Raw data:

## begin

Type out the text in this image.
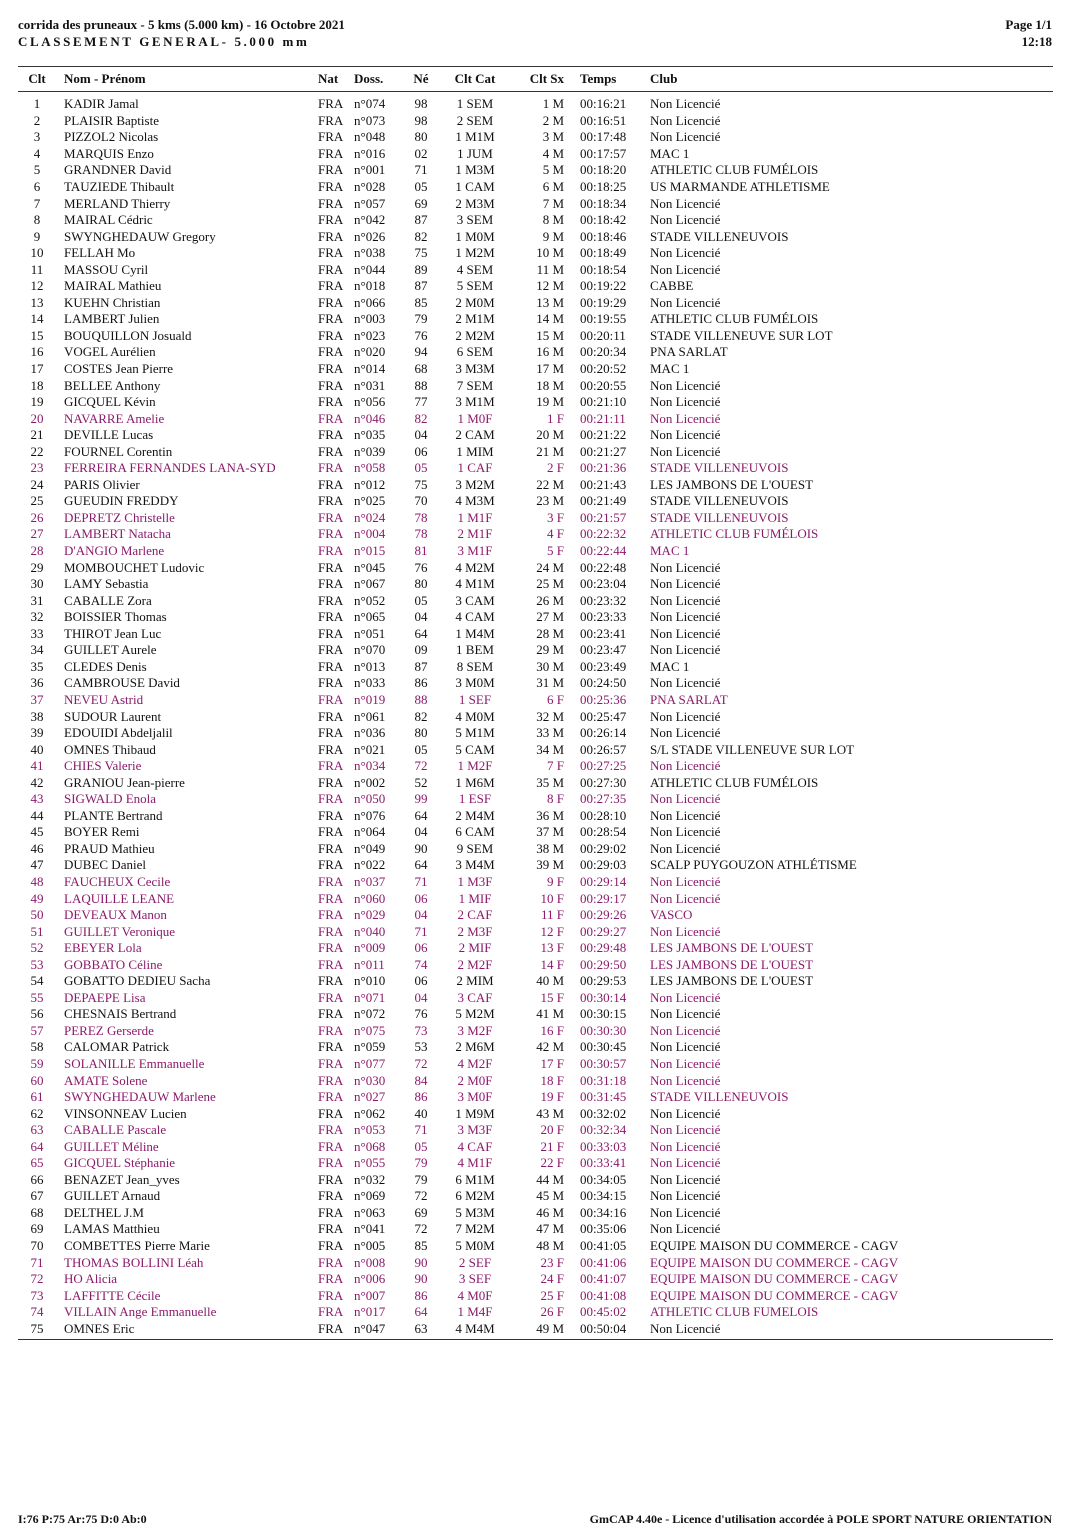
corrida des pruneaux - 5 kms (5.000 km) - 16 Octobre 2021
CLASSEMENT GENERAL- 5.000 mm
Page 1/1
12:18
Clt	Nom - Prénom	Nat	Doss.	Né	Clt Cat	Clt Sx	Temps	Club
1	KADIR Jamal	FRA	n°074	98	1 SEM	1 M	00:16:21	Non Licencié
2	PLAISIR Baptiste	FRA	n°073	98	2 SEM	2 M	00:16:51	Non Licencié
3	PIZZOL2 Nicolas	FRA	n°048	80	1 M1M	3 M	00:17:48	Non Licencié
4	MARQUIS Enzo	FRA	n°016	02	1 JUM	4 M	00:17:57	MAC 1
5	GRANDNER David	FRA	n°001	71	1 M3M	5 M	00:18:20	ATHLETIC CLUB FUMÉLOIS
6	TAUZIEDE Thibault	FRA	n°028	05	1 CAM	6 M	00:18:25	US MARMANDE ATHLETISME
7	MERLAND Thierry	FRA	n°057	69	2 M3M	7 M	00:18:34	Non Licencié
8	MAIRAL Cédric	FRA	n°042	87	3 SEM	8 M	00:18:42	Non Licencié
9	SWYNGHEDAUW Gregory	FRA	n°026	82	1 M0M	9 M	00:18:46	STADE VILLENEUVOIS
10	FELLAH Mo	FRA	n°038	75	1 M2M	10 M	00:18:49	Non Licencié
11	MASSOU Cyril	FRA	n°044	89	4 SEM	11 M	00:18:54	Non Licencié
12	MAIRAL Mathieu	FRA	n°018	87	5 SEM	12 M	00:19:22	CABBE
13	KUEHN Christian	FRA	n°066	85	2 M0M	13 M	00:19:29	Non Licencié
14	LAMBERT Julien	FRA	n°003	79	2 M1M	14 M	00:19:55	ATHLETIC CLUB FUMÉLOIS
15	BOUQUILLON Josuald	FRA	n°023	76	2 M2M	15 M	00:20:11	STADE VILLENEUVE SUR LOT
16	VOGEL Aurélien	FRA	n°020	94	6 SEM	16 M	00:20:34	PNA SARLAT
17	COSTES Jean Pierre	FRA	n°014	68	3 M3M	17 M	00:20:52	MAC 1
18	BELLEE Anthony	FRA	n°031	88	7 SEM	18 M	00:20:55	Non Licencié
19	GICQUEL Kévin	FRA	n°056	77	3 M1M	19 M	00:21:10	Non Licencié
20	NAVARRE Amelie	FRA	n°046	82	1 M0F	1 F	00:21:11	Non Licencié
21	DEVILLE Lucas	FRA	n°035	04	2 CAM	20 M	00:21:22	Non Licencié
22	FOURNEL Corentin	FRA	n°039	06	1 MIM	21 M	00:21:27	Non Licencié
23	FERREIRA FERNANDES LANA-SYD	FRA	n°058	05	1 CAF	2 F	00:21:36	STADE VILLENEUVOIS
24	PARIS Olivier	FRA	n°012	75	3 M2M	22 M	00:21:43	LES JAMBONS DE L'OUEST
25	GUEUDIN FREDDY	FRA	n°025	70	4 M3M	23 M	00:21:49	STADE VILLENEUVOIS
26	DEPRETZ Christelle	FRA	n°024	78	1 M1F	3 F	00:21:57	STADE VILLENEUVOIS
27	LAMBERT Natacha	FRA	n°004	78	2 M1F	4 F	00:22:32	ATHLETIC CLUB FUMÉLOIS
28	D'ANGIO Marlene	FRA	n°015	81	3 M1F	5 F	00:22:44	MAC 1
29	MOMBOUCHET Ludovic	FRA	n°045	76	4 M2M	24 M	00:22:48	Non Licencié
30	LAMY Sebastia	FRA	n°067	80	4 M1M	25 M	00:23:04	Non Licencié
31	CABALLE Zora	FRA	n°052	05	3 CAM	26 M	00:23:32	Non Licencié
32	BOISSIER Thomas	FRA	n°065	04	4 CAM	27 M	00:23:33	Non Licencié
33	THIROT Jean Luc	FRA	n°051	64	1 M4M	28 M	00:23:41	Non Licencié
34	GUILLET Aurele	FRA	n°070	09	1 BEM	29 M	00:23:47	Non Licencié
35	CLEDES Denis	FRA	n°013	87	8 SEM	30 M	00:23:49	MAC 1
36	CAMBROUSE David	FRA	n°033	86	3 M0M	31 M	00:24:50	Non Licencié
37	NEVEU Astrid	FRA	n°019	88	1 SEF	6 F	00:25:36	PNA SARLAT
38	SUDOUR Laurent	FRA	n°061	82	4 M0M	32 M	00:25:47	Non Licencié
39	EDOUIDI Abdeljalil	FRA	n°036	80	5 M1M	33 M	00:26:14	Non Licencié
40	OMNES Thibaud	FRA	n°021	05	5 CAM	34 M	00:26:57	S/L STADE VILLENEUVE SUR LOT
41	CHIES Valerie	FRA	n°034	72	1 M2F	7 F	00:27:25	Non Licencié
42	GRANIOU Jean-pierre	FRA	n°002	52	1 M6M	35 M	00:27:30	ATHLETIC CLUB FUMÉLOIS
43	SIGWALD Enola	FRA	n°050	99	1 ESF	8 F	00:27:35	Non Licencié
44	PLANTE Bertrand	FRA	n°076	64	2 M4M	36 M	00:28:10	Non Licencié
45	BOYER Remi	FRA	n°064	04	6 CAM	37 M	00:28:54	Non Licencié
46	PRAUD Mathieu	FRA	n°049	90	9 SEM	38 M	00:29:02	Non Licencié
47	DUBEC Daniel	FRA	n°022	64	3 M4M	39 M	00:29:03	SCALP PUYGOUZON ATHLÉTISME
48	FAUCHEUX Cecile	FRA	n°037	71	1 M3F	9 F	00:29:14	Non Licencié
49	LAQUILLE LEANE	FRA	n°060	06	1 MIF	10 F	00:29:17	Non Licencié
50	DEVEAUX Manon	FRA	n°029	04	2 CAF	11 F	00:29:26	VASCO
51	GUILLET Veronique	FRA	n°040	71	2 M3F	12 F	00:29:27	Non Licencié
52	EBEYER Lola	FRA	n°009	06	2 MIF	13 F	00:29:48	LES JAMBONS DE L'OUEST
53	GOBBATO Céline	FRA	n°011	74	2 M2F	14 F	00:29:50	LES JAMBONS DE L'OUEST
54	GOBATTO DEDIEU Sacha	FRA	n°010	06	2 MIM	40 M	00:29:53	LES JAMBONS DE L'OUEST
55	DEPAEPE Lisa	FRA	n°071	04	3 CAF	15 F	00:30:14	Non Licencié
56	CHESNAIS Bertrand	FRA	n°072	76	5 M2M	41 M	00:30:15	Non Licencié
57	PEREZ Gerserde	FRA	n°075	73	3 M2F	16 F	00:30:30	Non Licencié
58	CALOMAR Patrick	FRA	n°059	53	2 M6M	42 M	00:30:45	Non Licencié
59	SOLANILLE Emmanuelle	FRA	n°077	72	4 M2F	17 F	00:30:57	Non Licencié
60	AMATE Solene	FRA	n°030	84	2 M0F	18 F	00:31:18	Non Licencié
61	SWYNGHEDAUW Marlene	FRA	n°027	86	3 M0F	19 F	00:31:45	STADE VILLENEUVOIS
62	VINSONNEAV Lucien	FRA	n°062	40	1 M9M	43 M	00:32:02	Non Licencié
63	CABALLE Pascale	FRA	n°053	71	3 M3F	20 F	00:32:34	Non Licencié
64	GUILLET Méline	FRA	n°068	05	4 CAF	21 F	00:33:03	Non Licencié
65	GICQUEL Stéphanie	FRA	n°055	79	4 M1F	22 F	00:33:41	Non Licencié
66	BENAZET Jean_yves	FRA	n°032	79	6 M1M	44 M	00:34:05	Non Licencié
67	GUILLET Arnaud	FRA	n°069	72	6 M2M	45 M	00:34:15	Non Licencié
68	DELTHEL J.M	FRA	n°063	69	5 M3M	46 M	00:34:16	Non Licencié
69	LAMAS Matthieu	FRA	n°041	72	7 M2M	47 M	00:35:06	Non Licencié
70	COMBETTES Pierre Marie	FRA	n°005	85	5 M0M	48 M	00:41:05	EQUIPE MAISON DU COMMERCE - CAGV
71	THOMAS BOLLINI Léah	FRA	n°008	90	2 SEF	23 F	00:41:06	EQUIPE MAISON DU COMMERCE - CAGV
72	HO Alicia	FRA	n°006	90	3 SEF	24 F	00:41:07	EQUIPE MAISON DU COMMERCE - CAGV
73	LAFFITTE Cécile	FRA	n°007	86	4 M0F	25 F	00:41:08	EQUIPE MAISON DU COMMERCE - CAGV
74	VILLAIN Ange Emmanuelle	FRA	n°017	64	1 M4F	26 F	00:45:02	ATHLETIC CLUB FUMELOIS
75	OMNES Eric	FRA	n°047	63	4 M4M	49 M	00:50:04	Non Licencié
I:76 P:75 Ar:75 D:0 Ab:0	GmCAP 4.40e - Licence d'utilisation accordée à POLE SPORT NATURE ORIENTATION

## end

Extract from the data every line where "GICQUEL" shows up.

Solution:
19	GICQUEL Kévin	FRA	n°056	77	3 M1M	19 M	00:21:10	Non Licencié
65	GICQUEL Stéphanie	FRA	n°055	79	4 M1F	22 F	00:33:41	Non Licencié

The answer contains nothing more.